_WHAT TO DO_. Copy the records below line for line, leaving out the pictures.
%%
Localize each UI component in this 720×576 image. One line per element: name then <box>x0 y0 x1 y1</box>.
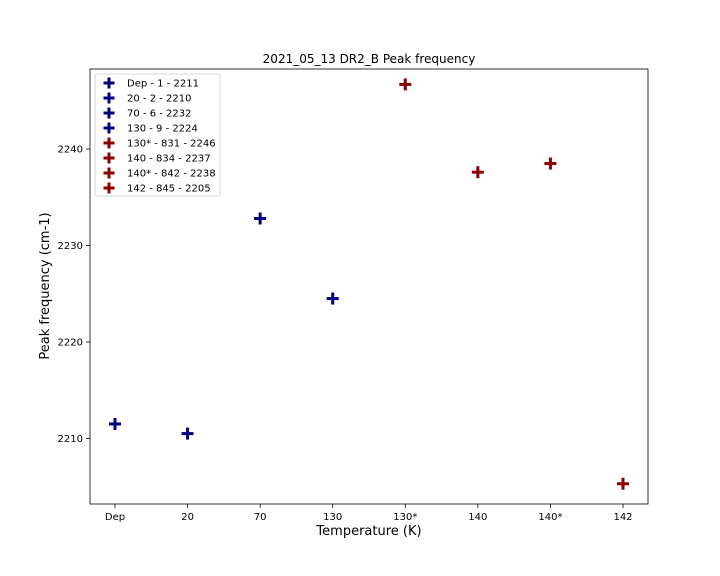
x-tick-label: 140* <box>538 512 562 523</box>
legend-label: 70 - 6 - 2232 <box>127 109 191 120</box>
legend-marker <box>103 137 115 149</box>
x-axis: Dep 20 70 130 130* 140 140* 142 <box>105 504 633 523</box>
data-point <box>326 292 339 305</box>
data-point <box>471 166 484 179</box>
data-point <box>399 78 412 91</box>
y-tick-label: 2220 <box>58 337 83 348</box>
data-point <box>544 157 557 170</box>
legend-marker <box>103 77 115 89</box>
x-tick-label: 20 <box>181 512 194 523</box>
legend-marker <box>103 122 115 134</box>
legend-label: 142 - 845 - 2205 <box>127 184 211 195</box>
x-tick-label: 130 <box>323 512 342 523</box>
data-points <box>109 78 629 490</box>
y-axis-label: Peak frequency (cm-1) <box>38 212 53 359</box>
x-tick-label: 70 <box>254 512 267 523</box>
y-tick-label: 2210 <box>58 434 83 445</box>
data-point <box>617 477 629 490</box>
legend-marker <box>103 182 115 194</box>
legend-label: 140* - 842 - 2238 <box>127 169 216 180</box>
x-tick-label: 142 <box>613 512 632 523</box>
legend-label: 140 - 834 - 2237 <box>127 154 211 165</box>
y-axis: 2210 2220 2230 2240 <box>58 145 90 445</box>
legend-box <box>94 73 221 197</box>
x-tick-label: 130* <box>393 512 417 523</box>
plot-frame <box>89 68 649 505</box>
legend-label: 130 - 9 - 2224 <box>127 124 198 135</box>
x-axis-label: Temperature (K) <box>315 524 421 539</box>
x-tick-label: 140 <box>468 512 487 523</box>
legend-marker <box>103 167 115 179</box>
data-point <box>254 212 267 225</box>
chart-title: 2021_05_13 DR2_B Peak frequency <box>263 52 476 66</box>
legend-label: Dep - 1 - 2211 <box>127 79 199 90</box>
y-tick-label: 2230 <box>58 241 83 252</box>
y-tick-label: 2240 <box>58 145 83 156</box>
data-point <box>181 427 194 440</box>
legend-marker <box>103 107 115 119</box>
legend-label: 20 - 2 - 2210 <box>127 94 191 105</box>
legend: Dep - 1 - 2211 20 - 2 - 2210 70 - 6 - 2232… <box>94 73 221 197</box>
x-tick-label: Dep <box>105 512 125 523</box>
legend-marker <box>103 152 115 164</box>
data-point <box>109 417 121 430</box>
legend-label: 130* - 831 - 2246 <box>127 139 216 150</box>
legend-marker <box>103 92 115 104</box>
%%
_RESULT_.
Localize each UI component in this 720×576 image. One line per element: name then <box>x0 y0 x1 y1</box>.
x-tick-label: 140* <box>538 512 562 523</box>
legend-label: 70 - 6 - 2232 <box>127 109 191 120</box>
legend-marker <box>103 137 115 149</box>
x-axis: Dep 20 70 130 130* 140 140* 142 <box>105 504 633 523</box>
data-point <box>326 292 339 305</box>
data-point <box>471 166 484 179</box>
data-point <box>399 78 412 91</box>
y-tick-label: 2220 <box>58 337 83 348</box>
data-point <box>544 157 557 170</box>
legend-marker <box>103 77 115 89</box>
x-tick-label: 20 <box>181 512 194 523</box>
legend-marker <box>103 122 115 134</box>
legend-label: 142 - 845 - 2205 <box>127 184 211 195</box>
x-tick-label: 130 <box>323 512 342 523</box>
data-points <box>109 78 629 490</box>
y-axis-label: Peak frequency (cm-1) <box>38 212 53 359</box>
x-tick-label: 70 <box>254 512 267 523</box>
y-tick-label: 2210 <box>58 434 83 445</box>
data-point <box>617 477 629 490</box>
legend-marker <box>103 182 115 194</box>
legend-label: 140* - 842 - 2238 <box>127 169 216 180</box>
x-tick-label: 142 <box>613 512 632 523</box>
legend-label: 140 - 834 - 2237 <box>127 154 211 165</box>
y-axis: 2210 2220 2230 2240 <box>58 145 90 445</box>
legend-box <box>94 73 221 197</box>
x-tick-label: 130* <box>393 512 417 523</box>
plot-frame <box>89 68 649 505</box>
legend-label: 130 - 9 - 2224 <box>127 124 198 135</box>
x-axis-label: Temperature (K) <box>315 524 421 539</box>
x-tick-label: 140 <box>468 512 487 523</box>
legend-marker <box>103 167 115 179</box>
data-point <box>254 212 267 225</box>
chart-title: 2021_05_13 DR2_B Peak frequency <box>263 52 476 66</box>
legend-label: Dep - 1 - 2211 <box>127 79 199 90</box>
y-tick-label: 2230 <box>58 241 83 252</box>
y-tick-label: 2240 <box>58 145 83 156</box>
data-point <box>181 427 194 440</box>
legend-marker <box>103 107 115 119</box>
legend-label: 20 - 2 - 2210 <box>127 94 191 105</box>
legend: Dep - 1 - 2211 20 - 2 - 2210 70 - 6 - 2232… <box>94 73 221 197</box>
x-tick-label: Dep <box>105 512 125 523</box>
legend-marker <box>103 152 115 164</box>
data-point <box>109 417 121 430</box>
legend-label: 130* - 831 - 2246 <box>127 139 216 150</box>
legend-marker <box>103 92 115 104</box>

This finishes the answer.